__Task statement__: Return the line containing "Read all visible content and emit it as JSON." and all lines after it exactly; stop at the end of the material.
· · · ·
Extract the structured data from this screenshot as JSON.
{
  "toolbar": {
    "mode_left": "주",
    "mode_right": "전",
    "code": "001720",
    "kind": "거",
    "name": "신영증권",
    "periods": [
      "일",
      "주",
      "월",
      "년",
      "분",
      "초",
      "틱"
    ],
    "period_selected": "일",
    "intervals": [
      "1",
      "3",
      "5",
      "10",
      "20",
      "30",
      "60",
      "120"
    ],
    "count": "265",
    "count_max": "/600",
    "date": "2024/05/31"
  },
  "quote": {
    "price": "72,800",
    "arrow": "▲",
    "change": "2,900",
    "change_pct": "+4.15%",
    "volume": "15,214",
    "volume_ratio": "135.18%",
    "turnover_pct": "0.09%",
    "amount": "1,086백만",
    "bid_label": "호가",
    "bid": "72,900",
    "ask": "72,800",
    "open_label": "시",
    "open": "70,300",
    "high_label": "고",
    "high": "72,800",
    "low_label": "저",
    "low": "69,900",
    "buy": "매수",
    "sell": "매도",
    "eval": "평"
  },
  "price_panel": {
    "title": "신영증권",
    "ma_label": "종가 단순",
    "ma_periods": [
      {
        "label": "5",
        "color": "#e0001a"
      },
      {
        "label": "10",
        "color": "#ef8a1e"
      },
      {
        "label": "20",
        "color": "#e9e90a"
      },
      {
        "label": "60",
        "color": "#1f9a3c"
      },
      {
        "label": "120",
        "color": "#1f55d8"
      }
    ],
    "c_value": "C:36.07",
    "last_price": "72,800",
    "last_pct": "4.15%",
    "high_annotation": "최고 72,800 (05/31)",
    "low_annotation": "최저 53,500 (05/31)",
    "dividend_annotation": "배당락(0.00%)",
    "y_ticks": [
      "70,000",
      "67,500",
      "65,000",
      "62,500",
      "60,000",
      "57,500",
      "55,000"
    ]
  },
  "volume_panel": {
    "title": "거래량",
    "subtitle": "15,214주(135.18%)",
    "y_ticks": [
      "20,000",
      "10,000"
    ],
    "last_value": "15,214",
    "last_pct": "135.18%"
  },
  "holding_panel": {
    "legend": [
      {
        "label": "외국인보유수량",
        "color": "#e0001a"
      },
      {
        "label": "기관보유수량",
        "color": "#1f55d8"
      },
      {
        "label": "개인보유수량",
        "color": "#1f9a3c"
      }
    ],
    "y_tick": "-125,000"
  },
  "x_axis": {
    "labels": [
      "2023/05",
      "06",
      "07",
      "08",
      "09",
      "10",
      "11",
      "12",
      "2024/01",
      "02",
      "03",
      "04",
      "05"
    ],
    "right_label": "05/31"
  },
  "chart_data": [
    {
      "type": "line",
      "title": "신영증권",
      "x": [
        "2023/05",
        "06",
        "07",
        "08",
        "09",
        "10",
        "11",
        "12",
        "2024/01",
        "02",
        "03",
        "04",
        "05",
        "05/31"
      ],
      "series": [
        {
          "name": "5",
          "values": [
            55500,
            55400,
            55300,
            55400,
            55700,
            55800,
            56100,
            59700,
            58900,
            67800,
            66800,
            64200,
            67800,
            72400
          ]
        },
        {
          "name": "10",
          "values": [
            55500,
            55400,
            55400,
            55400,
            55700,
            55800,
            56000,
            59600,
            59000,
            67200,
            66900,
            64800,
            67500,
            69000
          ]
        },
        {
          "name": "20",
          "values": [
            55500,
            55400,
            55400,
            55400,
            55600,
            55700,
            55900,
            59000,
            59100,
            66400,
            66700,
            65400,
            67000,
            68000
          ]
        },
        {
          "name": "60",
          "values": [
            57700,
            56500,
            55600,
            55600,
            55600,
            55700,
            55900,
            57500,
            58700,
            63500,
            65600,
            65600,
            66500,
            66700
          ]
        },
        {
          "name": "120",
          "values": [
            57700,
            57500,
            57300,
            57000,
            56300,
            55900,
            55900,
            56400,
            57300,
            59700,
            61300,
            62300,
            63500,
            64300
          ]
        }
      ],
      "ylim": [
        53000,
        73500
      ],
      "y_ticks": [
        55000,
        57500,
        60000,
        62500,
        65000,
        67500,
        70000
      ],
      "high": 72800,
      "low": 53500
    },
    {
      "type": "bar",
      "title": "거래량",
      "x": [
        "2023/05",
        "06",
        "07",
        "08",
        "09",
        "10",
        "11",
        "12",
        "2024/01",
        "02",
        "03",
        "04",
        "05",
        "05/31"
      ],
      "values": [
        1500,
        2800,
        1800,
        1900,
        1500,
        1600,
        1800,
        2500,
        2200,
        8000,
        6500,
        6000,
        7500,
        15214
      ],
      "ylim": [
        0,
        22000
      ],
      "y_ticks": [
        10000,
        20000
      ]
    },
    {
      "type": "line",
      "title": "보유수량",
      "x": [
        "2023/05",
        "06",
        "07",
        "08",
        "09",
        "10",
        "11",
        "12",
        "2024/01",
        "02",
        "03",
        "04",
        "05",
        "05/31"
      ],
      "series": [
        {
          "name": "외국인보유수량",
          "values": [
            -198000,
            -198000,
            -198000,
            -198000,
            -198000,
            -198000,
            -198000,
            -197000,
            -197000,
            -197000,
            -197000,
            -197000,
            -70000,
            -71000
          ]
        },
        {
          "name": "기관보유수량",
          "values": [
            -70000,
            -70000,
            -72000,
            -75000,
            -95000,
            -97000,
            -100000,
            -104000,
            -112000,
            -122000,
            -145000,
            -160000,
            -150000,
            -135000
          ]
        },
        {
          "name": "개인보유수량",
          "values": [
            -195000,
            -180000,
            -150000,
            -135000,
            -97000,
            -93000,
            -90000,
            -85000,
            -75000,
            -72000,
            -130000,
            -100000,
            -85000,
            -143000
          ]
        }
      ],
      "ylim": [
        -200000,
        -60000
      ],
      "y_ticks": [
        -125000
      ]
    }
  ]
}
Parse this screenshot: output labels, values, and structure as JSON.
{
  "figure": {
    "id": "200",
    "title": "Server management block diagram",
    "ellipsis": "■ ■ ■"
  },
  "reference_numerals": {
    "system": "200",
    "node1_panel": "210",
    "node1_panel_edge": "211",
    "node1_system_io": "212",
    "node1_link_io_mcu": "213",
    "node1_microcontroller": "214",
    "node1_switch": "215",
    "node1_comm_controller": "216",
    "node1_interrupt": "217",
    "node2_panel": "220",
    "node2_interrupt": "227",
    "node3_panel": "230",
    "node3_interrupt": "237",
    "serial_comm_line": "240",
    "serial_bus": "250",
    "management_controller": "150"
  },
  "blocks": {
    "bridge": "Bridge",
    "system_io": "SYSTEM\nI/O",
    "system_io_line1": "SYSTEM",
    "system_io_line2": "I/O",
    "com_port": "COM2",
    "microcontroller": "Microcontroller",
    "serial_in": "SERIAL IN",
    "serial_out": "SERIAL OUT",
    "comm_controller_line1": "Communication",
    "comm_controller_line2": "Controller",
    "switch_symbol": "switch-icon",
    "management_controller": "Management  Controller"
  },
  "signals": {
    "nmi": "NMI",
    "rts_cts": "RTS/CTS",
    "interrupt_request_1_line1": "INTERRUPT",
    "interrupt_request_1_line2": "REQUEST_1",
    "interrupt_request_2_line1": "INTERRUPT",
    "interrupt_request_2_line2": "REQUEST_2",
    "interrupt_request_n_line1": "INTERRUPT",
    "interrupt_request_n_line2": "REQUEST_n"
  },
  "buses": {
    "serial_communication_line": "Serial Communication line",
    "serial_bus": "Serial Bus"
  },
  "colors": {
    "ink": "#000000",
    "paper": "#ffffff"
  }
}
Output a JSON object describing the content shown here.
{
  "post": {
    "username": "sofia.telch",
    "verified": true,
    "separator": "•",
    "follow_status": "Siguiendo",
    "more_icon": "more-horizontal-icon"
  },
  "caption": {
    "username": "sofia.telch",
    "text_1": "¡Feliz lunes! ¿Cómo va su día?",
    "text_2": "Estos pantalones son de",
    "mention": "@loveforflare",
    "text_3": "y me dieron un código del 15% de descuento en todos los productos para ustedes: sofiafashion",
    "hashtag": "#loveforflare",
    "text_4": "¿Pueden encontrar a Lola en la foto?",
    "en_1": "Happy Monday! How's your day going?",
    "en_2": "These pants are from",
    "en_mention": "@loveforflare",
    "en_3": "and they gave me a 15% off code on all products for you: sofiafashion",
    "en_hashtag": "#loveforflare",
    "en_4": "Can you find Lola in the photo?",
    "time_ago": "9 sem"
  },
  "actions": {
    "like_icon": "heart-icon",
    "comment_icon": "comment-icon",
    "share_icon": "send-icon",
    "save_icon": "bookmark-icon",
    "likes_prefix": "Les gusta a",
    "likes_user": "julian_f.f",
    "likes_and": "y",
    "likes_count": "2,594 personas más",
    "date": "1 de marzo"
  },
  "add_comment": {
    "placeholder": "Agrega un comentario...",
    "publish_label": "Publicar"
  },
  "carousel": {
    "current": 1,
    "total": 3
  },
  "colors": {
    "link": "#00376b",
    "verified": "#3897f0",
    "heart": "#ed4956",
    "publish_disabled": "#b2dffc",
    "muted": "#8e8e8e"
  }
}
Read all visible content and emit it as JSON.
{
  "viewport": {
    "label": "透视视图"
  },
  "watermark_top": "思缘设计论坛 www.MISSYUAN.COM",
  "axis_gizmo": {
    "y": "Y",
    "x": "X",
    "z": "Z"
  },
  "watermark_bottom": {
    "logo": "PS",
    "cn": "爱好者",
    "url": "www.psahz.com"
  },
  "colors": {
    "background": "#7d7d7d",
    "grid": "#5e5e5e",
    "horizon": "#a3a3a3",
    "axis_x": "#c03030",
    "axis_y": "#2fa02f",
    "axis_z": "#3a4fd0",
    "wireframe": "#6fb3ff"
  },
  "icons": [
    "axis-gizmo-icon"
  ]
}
· · · ·
__Task result__:
Read all visible content and emit it as JSON.
{
  "viewport": {
    "label": "透视视图"
  },
  "watermark_top": "思缘设计论坛 www.MISSYUAN.COM",
  "axis_gizmo": {
    "y": "Y",
    "x": "X",
    "z": "Z"
  },
  "watermark_bottom": {
    "logo": "PS",
    "cn": "爱好者",
    "url": "www.psahz.com"
  },
  "colors": {
    "background": "#7d7d7d",
    "grid": "#5e5e5e",
    "horizon": "#a3a3a3",
    "axis_x": "#c03030",
    "axis_y": "#2fa02f",
    "axis_z": "#3a4fd0",
    "wireframe": "#6fb3ff"
  },
  "icons": [
    "axis-gizmo-icon"
  ]
}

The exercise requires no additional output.